### Request
Every record below should be transcribed exactly. Omit the images.

### Entries shown
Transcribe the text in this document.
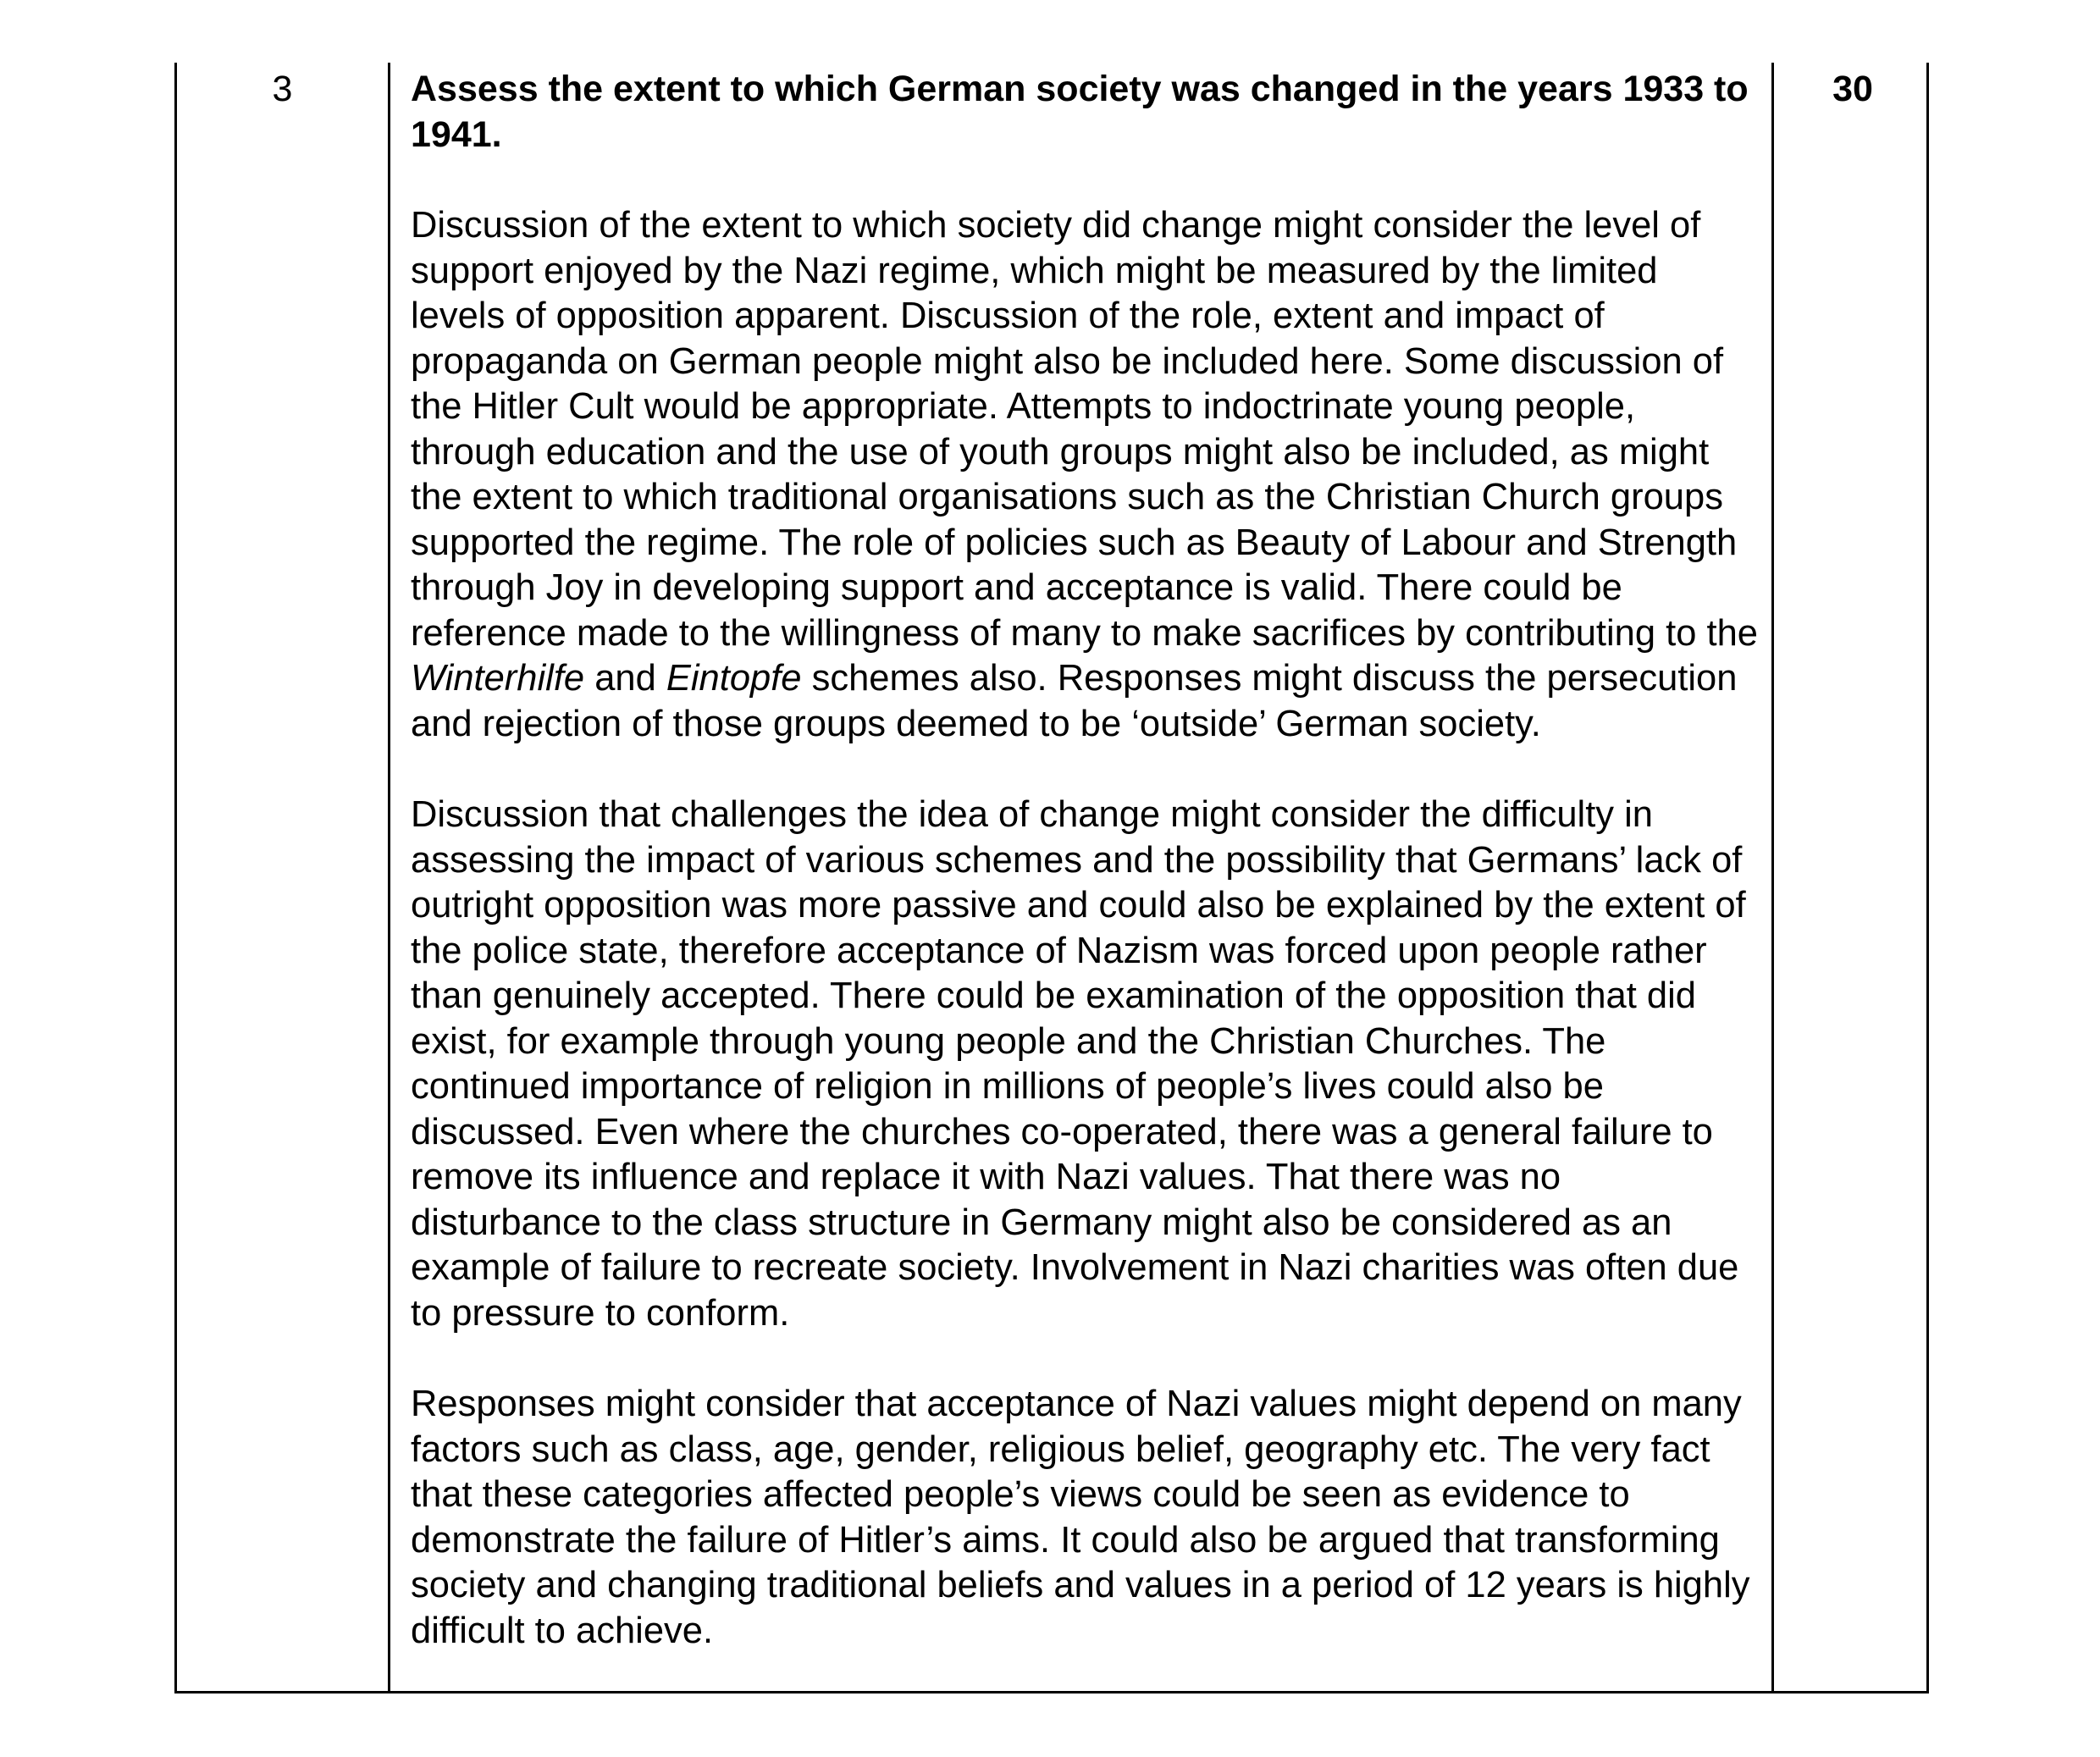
3	Assess the extent to which German society was changed in the years 1933 to 1941.

Discussion of the extent to which society did change might consider the level of support enjoyed by the Nazi regime, which might be measured by the limited levels of opposition apparent. Discussion of the role, extent and impact of propaganda on German people might also be included here. Some discussion of the Hitler Cult would be appropriate. Attempts to indoctrinate young people, through education and the use of youth groups might also be included, as might the extent to which traditional organisations such as the Christian Church groups supported the regime. The role of policies such as Beauty of Labour and Strength through Joy in developing support and acceptance is valid. There could be reference made to the willingness of many to make sacrifices by contributing to the Winterhilfe and Eintopfe schemes also. Responses might discuss the persecution and rejection of those groups deemed to be ‘outside’ German society.

Discussion that challenges the idea of change might consider the difficulty in assessing the impact of various schemes and the possibility that Germans’ lack of outright opposition was more passive and could also be explained by the extent of the police state, therefore acceptance of Nazism was forced upon people rather than genuinely accepted. There could be examination of the opposition that did exist, for example through young people and the Christian Churches. The continued importance of religion in millions of people’s lives could also be discussed. Even where the churches co-operated, there was a general failure to remove its influence and replace it with Nazi values. That there was no disturbance to the class structure in Germany might also be considered as an example of failure to recreate society. Involvement in Nazi charities was often due to pressure to conform.

Responses might consider that acceptance of Nazi values might depend on many factors such as class, age, gender, religious belief, geography etc. The very fact that these categories affected people’s views could be seen as evidence to demonstrate the failure of Hitler’s aims. It could also be argued that transforming society and changing traditional beliefs and values in a period of 12 years is highly difficult to achieve.

30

### Solution for this exercise
Transcribe the text in this document.
3	Assess the extent to which German society was changed in the years 1933 to 1941.

Discussion of the extent to which society did change might consider the level of support enjoyed by the Nazi regime, which might be measured by the limited levels of opposition apparent. Discussion of the role, extent and impact of propaganda on German people might also be included here. Some discussion of the Hitler Cult would be appropriate. Attempts to indoctrinate young people, through education and the use of youth groups might also be included, as might the extent to which traditional organisations such as the Christian Church groups supported the regime. The role of policies such as Beauty of Labour and Strength through Joy in developing support and acceptance is valid. There could be reference made to the willingness of many to make sacrifices by contributing to the Winterhilfe and Eintopfe schemes also. Responses might discuss the persecution and rejection of those groups deemed to be ‘outside’ German society.

Discussion that challenges the idea of change might consider the difficulty in assessing the impact of various schemes and the possibility that Germans’ lack of outright opposition was more passive and could also be explained by the extent of the police state, therefore acceptance of Nazism was forced upon people rather than genuinely accepted. There could be examination of the opposition that did exist, for example through young people and the Christian Churches. The continued importance of religion in millions of people’s lives could also be discussed. Even where the churches co-operated, there was a general failure to remove its influence and replace it with Nazi values. That there was no disturbance to the class structure in Germany might also be considered as an example of failure to recreate society. Involvement in Nazi charities was often due to pressure to conform.

Responses might consider that acceptance of Nazi values might depend on many factors such as class, age, gender, religious belief, geography etc. The very fact that these categories affected people’s views could be seen as evidence to demonstrate the failure of Hitler’s aims. It could also be argued that transforming society and changing traditional beliefs and values in a period of 12 years is highly difficult to achieve.

30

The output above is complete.